TEXTO DE ESTUDO:

========

Conforme o professor, a preocupação quanto à eficácia do ensino online para os candidatos PEC-G ao Celpe-Bras,manifestada pelo presidente da Associação Diáspora Beninense, não encontra resposta suficiente em relação à modalidade de formação. “Não há diferença intrínseca no aprendizado entre a atual modalidade online e os cursos presenciais”. Mas, segundo Gualda, tudo depende das condições de preparação, que reconhece serem “bem díspares e varia de universidade para universidade”. Para o professor, essa análise no momento seria precipitada, uma vez que só é possível comparar quando os resultados saírem. “No caso dos alunos da UFBA eu não espero resultado inferior aos anos anteriores, entre 70 e 90%. Em 2019 tivemos taxa de aprovação recorde de 89%”. disse.

Desenho do Programa  

Stela Meneghel Foto: Arquivo Pessoal

Stela Meneghel, professora da Fundação Universidade Regional de Blumenau (FURB) e pesquisadora da área de Políticas Públicas Educacionais, considera que os problemas vivenciados pelos estudantes do PEC-G não são novos. E disse acreditar que a condição de vulnerabilidade apresentada por alunos do programa já é  conhecida desde antes da pandemia. Para a pesquisadora, os problemas agora visibilizados ressaltam a falta de clareza do PEC-G como programa de cooperação, conforme foi originalmente desenhado.

========

MATERIAL FORNECIDO:
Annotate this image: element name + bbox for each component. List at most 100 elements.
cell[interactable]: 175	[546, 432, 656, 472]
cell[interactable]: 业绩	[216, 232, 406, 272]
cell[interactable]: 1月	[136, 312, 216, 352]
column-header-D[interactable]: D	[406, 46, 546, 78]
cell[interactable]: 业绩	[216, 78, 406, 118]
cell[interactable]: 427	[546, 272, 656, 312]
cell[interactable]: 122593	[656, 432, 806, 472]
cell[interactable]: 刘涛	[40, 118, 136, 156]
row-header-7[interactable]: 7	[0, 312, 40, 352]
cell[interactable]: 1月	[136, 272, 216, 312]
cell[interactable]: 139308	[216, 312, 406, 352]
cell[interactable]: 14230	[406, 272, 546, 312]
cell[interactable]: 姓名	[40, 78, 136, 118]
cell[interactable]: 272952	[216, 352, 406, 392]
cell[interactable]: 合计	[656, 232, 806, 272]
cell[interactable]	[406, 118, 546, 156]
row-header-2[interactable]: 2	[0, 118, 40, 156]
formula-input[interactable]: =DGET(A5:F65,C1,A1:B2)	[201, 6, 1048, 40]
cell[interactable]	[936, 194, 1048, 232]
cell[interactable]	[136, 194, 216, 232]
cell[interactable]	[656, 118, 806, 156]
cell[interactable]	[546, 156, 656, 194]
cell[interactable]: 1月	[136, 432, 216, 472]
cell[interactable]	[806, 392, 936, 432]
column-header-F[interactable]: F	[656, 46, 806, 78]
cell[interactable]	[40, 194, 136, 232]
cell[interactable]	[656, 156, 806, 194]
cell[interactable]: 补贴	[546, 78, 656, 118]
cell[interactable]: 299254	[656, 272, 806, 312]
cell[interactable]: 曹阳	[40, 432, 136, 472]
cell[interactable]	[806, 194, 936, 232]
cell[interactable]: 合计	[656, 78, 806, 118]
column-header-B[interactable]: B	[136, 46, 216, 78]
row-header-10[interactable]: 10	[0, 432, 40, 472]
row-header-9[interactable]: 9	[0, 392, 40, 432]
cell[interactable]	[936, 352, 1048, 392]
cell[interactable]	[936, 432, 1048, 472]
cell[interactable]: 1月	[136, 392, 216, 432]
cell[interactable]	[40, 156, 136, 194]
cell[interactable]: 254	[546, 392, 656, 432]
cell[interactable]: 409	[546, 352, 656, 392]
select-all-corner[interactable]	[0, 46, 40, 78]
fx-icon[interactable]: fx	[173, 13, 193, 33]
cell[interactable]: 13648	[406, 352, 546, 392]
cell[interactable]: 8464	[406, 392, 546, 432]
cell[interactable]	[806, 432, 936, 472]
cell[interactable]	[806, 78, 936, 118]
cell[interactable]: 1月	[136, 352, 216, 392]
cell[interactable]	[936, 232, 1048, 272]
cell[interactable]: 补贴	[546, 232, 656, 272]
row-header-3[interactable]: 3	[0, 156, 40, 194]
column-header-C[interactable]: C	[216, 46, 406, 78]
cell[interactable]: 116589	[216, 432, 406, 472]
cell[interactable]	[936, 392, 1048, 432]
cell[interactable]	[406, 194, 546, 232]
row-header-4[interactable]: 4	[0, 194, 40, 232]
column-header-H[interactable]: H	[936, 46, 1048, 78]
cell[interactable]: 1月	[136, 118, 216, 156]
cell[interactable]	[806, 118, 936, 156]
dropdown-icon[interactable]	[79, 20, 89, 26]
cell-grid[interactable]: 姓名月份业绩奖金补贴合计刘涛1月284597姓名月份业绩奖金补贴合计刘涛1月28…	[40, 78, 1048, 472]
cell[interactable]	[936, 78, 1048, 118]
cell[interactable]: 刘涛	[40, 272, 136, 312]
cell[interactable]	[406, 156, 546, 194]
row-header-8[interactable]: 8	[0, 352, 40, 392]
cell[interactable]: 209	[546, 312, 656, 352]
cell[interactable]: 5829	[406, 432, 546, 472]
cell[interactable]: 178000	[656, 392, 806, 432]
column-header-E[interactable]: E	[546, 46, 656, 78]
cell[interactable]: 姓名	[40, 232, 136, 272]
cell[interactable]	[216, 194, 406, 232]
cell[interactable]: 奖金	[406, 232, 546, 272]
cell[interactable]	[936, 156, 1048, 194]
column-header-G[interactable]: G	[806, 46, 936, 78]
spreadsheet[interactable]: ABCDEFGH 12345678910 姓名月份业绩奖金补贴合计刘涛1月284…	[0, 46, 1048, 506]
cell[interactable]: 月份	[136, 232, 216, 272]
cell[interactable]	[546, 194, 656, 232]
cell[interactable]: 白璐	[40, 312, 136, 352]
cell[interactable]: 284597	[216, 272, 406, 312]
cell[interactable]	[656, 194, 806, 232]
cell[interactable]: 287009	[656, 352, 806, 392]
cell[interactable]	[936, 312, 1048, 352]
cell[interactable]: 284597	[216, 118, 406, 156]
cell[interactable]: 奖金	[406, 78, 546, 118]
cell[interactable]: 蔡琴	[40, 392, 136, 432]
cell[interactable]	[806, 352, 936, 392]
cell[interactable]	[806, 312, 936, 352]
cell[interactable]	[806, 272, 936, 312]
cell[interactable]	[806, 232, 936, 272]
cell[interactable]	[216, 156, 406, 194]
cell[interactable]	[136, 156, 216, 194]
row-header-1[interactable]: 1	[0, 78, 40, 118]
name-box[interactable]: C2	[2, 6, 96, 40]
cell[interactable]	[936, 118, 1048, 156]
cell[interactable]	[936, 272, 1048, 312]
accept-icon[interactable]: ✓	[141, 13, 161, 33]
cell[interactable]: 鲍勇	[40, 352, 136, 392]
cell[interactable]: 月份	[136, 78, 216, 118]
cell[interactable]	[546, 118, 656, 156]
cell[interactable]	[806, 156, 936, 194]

========

No texto sobre o PEC-G, passe para o inglês a frase "Para a pesquisadora, os problemas agora visibilizados ressaltam a falta de clareza do PEC-G como programa de cooperação, conforme foi originalmente desenhado."

RESOLUÇÃO:
For the researcher, the problems now brought to light highlight the lack of clarity of PEC-G as a cooperation program, as it was originally designed.